> PROBLEM TO WORK ON:
Pictures do not belong in your copy. Repeat all the other data exactly.

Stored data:
☆ ☆ ☆ ☆ ☆ ☆ ☆

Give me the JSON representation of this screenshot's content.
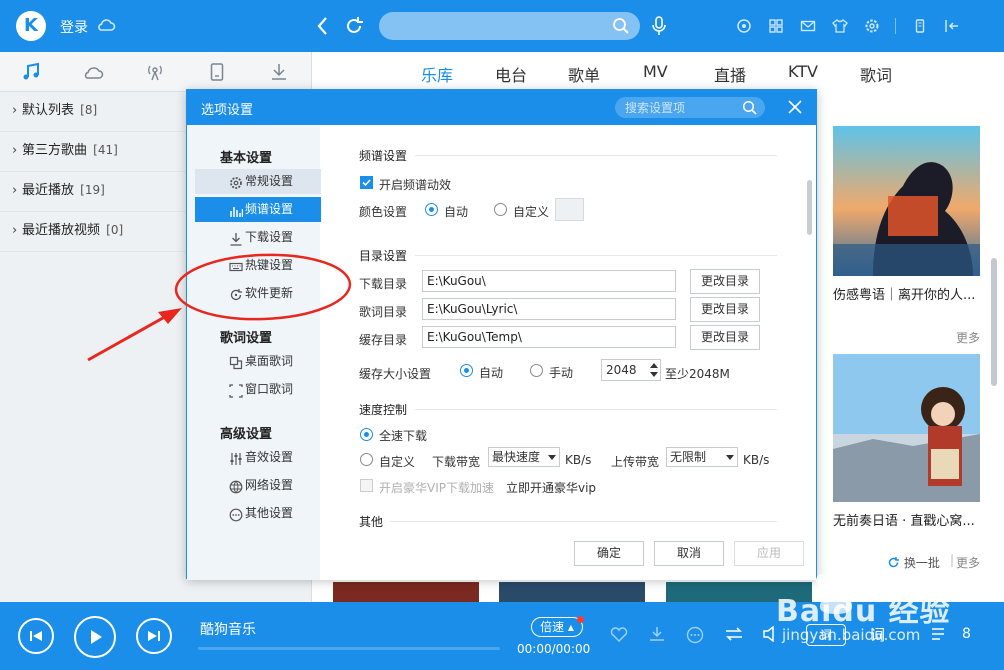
{
  "app": {
    "login": "登录",
    "logo_letter": "K",
    "icons": [
      "cloud-icon",
      "back-icon",
      "refresh-icon",
      "search-icon",
      "mic-icon",
      "game-icon",
      "apps-icon",
      "mail-icon",
      "skin-icon",
      "settings-icon",
      "mini-mode-icon",
      "exit-mini-icon"
    ]
  },
  "left": {
    "tabs": [
      "music-icon",
      "cloud-icon",
      "radio-icon",
      "device-icon",
      "download-icon"
    ],
    "items": [
      {
        "label": "默认列表",
        "count": "[8]"
      },
      {
        "label": "第三方歌曲",
        "count": "[41]"
      },
      {
        "label": "最近播放",
        "count": "[19]"
      },
      {
        "label": "最近播放视频",
        "count": "[0]"
      }
    ]
  },
  "nav": {
    "tabs": [
      "乐库",
      "电台",
      "歌单",
      "MV",
      "直播",
      "KTV",
      "歌词"
    ],
    "active": "乐库"
  },
  "content": {
    "cards": [
      {
        "title": "伤感粤语｜离开你的人..."
      },
      {
        "title": "无前奏日语 · 直戳心窝..."
      }
    ],
    "more": "更多",
    "more2": "更多",
    "refresh_batch": "换一批"
  },
  "dialog": {
    "title": "选项设置",
    "search_placeholder": "搜索设置项",
    "side": {
      "group1": "基本设置",
      "items1": [
        "常规设置",
        "频谱设置",
        "下载设置",
        "热键设置",
        "软件更新"
      ],
      "group2": "歌词设置",
      "items2": [
        "桌面歌词",
        "窗口歌词"
      ],
      "group3": "高级设置",
      "items3": [
        "音效设置",
        "网络设置",
        "其他设置"
      ],
      "active": "频谱设置"
    },
    "spectrum": {
      "title": "频谱设置",
      "enable_label": "开启频谱动效",
      "enable_checked": true,
      "color_label": "颜色设置",
      "auto": "自动",
      "custom": "自定义",
      "selected": "自动"
    },
    "dirs": {
      "title": "目录设置",
      "download_label": "下载目录",
      "download_path": "E:\\KuGou\\",
      "lyric_label": "歌词目录",
      "lyric_path": "E:\\KuGou\\Lyric\\",
      "cache_label": "缓存目录",
      "cache_path": "E:\\KuGou\\Temp\\",
      "change_btn": "更改目录",
      "cache_size_label": "缓存大小设置",
      "auto": "自动",
      "manual": "手动",
      "cache_size": "2048",
      "min_note": "至少2048M",
      "selected": "自动"
    },
    "speed": {
      "title": "速度控制",
      "full": "全速下载",
      "custom": "自定义",
      "down_label": "下载带宽",
      "down_value": "最快速度",
      "unit1": "KB/s",
      "up_label": "上传带宽",
      "up_value": "无限制",
      "unit2": "KB/s",
      "vip_label": "开启豪华VIP下载加速",
      "vip_link": "立即开通豪华vip",
      "selected": "全速下载"
    },
    "other_title": "其他",
    "buttons": {
      "ok": "确定",
      "cancel": "取消",
      "apply": "应用"
    }
  },
  "player": {
    "song": "酷狗音乐",
    "speed": "倍速",
    "time": "00:00/00:00",
    "lyric": "词",
    "queue_count": "8"
  },
  "watermark": {
    "text": "Baidu 经验",
    "sub": "jingyan.baidu.com"
  },
  "colors": {
    "accent": "#1a8ee8",
    "annotation": "#e8281e"
  }
}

☆ ☆ ☆ ☆ ☆ ☆ ☆

> TASK RESPONSE:
Give me the JSON representation of this screenshot's content.
{
  "app": {
    "login": "登录",
    "logo_letter": "K",
    "icons": [
      "cloud-icon",
      "back-icon",
      "refresh-icon",
      "search-icon",
      "mic-icon",
      "game-icon",
      "apps-icon",
      "mail-icon",
      "skin-icon",
      "settings-icon",
      "mini-mode-icon",
      "exit-mini-icon"
    ]
  },
  "left": {
    "tabs": [
      "music-icon",
      "cloud-icon",
      "radio-icon",
      "device-icon",
      "download-icon"
    ],
    "items": [
      {
        "label": "默认列表",
        "count": "[8]"
      },
      {
        "label": "第三方歌曲",
        "count": "[41]"
      },
      {
        "label": "最近播放",
        "count": "[19]"
      },
      {
        "label": "最近播放视频",
        "count": "[0]"
      }
    ]
  },
  "nav": {
    "tabs": [
      "乐库",
      "电台",
      "歌单",
      "MV",
      "直播",
      "KTV",
      "歌词"
    ],
    "active": "乐库"
  },
  "content": {
    "cards": [
      {
        "title": "伤感粤语｜离开你的人..."
      },
      {
        "title": "无前奏日语 · 直戳心窝..."
      }
    ],
    "more": "更多",
    "more2": "更多",
    "refresh_batch": "换一批"
  },
  "dialog": {
    "title": "选项设置",
    "search_placeholder": "搜索设置项",
    "side": {
      "group1": "基本设置",
      "items1": [
        "常规设置",
        "频谱设置",
        "下载设置",
        "热键设置",
        "软件更新"
      ],
      "group2": "歌词设置",
      "items2": [
        "桌面歌词",
        "窗口歌词"
      ],
      "group3": "高级设置",
      "items3": [
        "音效设置",
        "网络设置",
        "其他设置"
      ],
      "active": "频谱设置"
    },
    "spectrum": {
      "title": "频谱设置",
      "enable_label": "开启频谱动效",
      "enable_checked": true,
      "color_label": "颜色设置",
      "auto": "自动",
      "custom": "自定义",
      "selected": "自动"
    },
    "dirs": {
      "title": "目录设置",
      "download_label": "下载目录",
      "download_path": "E:\\KuGou\\",
      "lyric_label": "歌词目录",
      "lyric_path": "E:\\KuGou\\Lyric\\",
      "cache_label": "缓存目录",
      "cache_path": "E:\\KuGou\\Temp\\",
      "change_btn": "更改目录",
      "cache_size_label": "缓存大小设置",
      "auto": "自动",
      "manual": "手动",
      "cache_size": "2048",
      "min_note": "至少2048M",
      "selected": "自动"
    },
    "speed": {
      "title": "速度控制",
      "full": "全速下载",
      "custom": "自定义",
      "down_label": "下载带宽",
      "down_value": "最快速度",
      "unit1": "KB/s",
      "up_label": "上传带宽",
      "up_value": "无限制",
      "unit2": "KB/s",
      "vip_label": "开启豪华VIP下载加速",
      "vip_link": "立即开通豪华vip",
      "selected": "全速下载"
    },
    "other_title": "其他",
    "buttons": {
      "ok": "确定",
      "cancel": "取消",
      "apply": "应用"
    }
  },
  "player": {
    "song": "酷狗音乐",
    "speed": "倍速",
    "time": "00:00/00:00",
    "lyric": "词",
    "queue_count": "8"
  },
  "watermark": {
    "text": "Baidu 经验",
    "sub": "jingyan.baidu.com"
  },
  "colors": {
    "accent": "#1a8ee8",
    "annotation": "#e8281e"
  }
}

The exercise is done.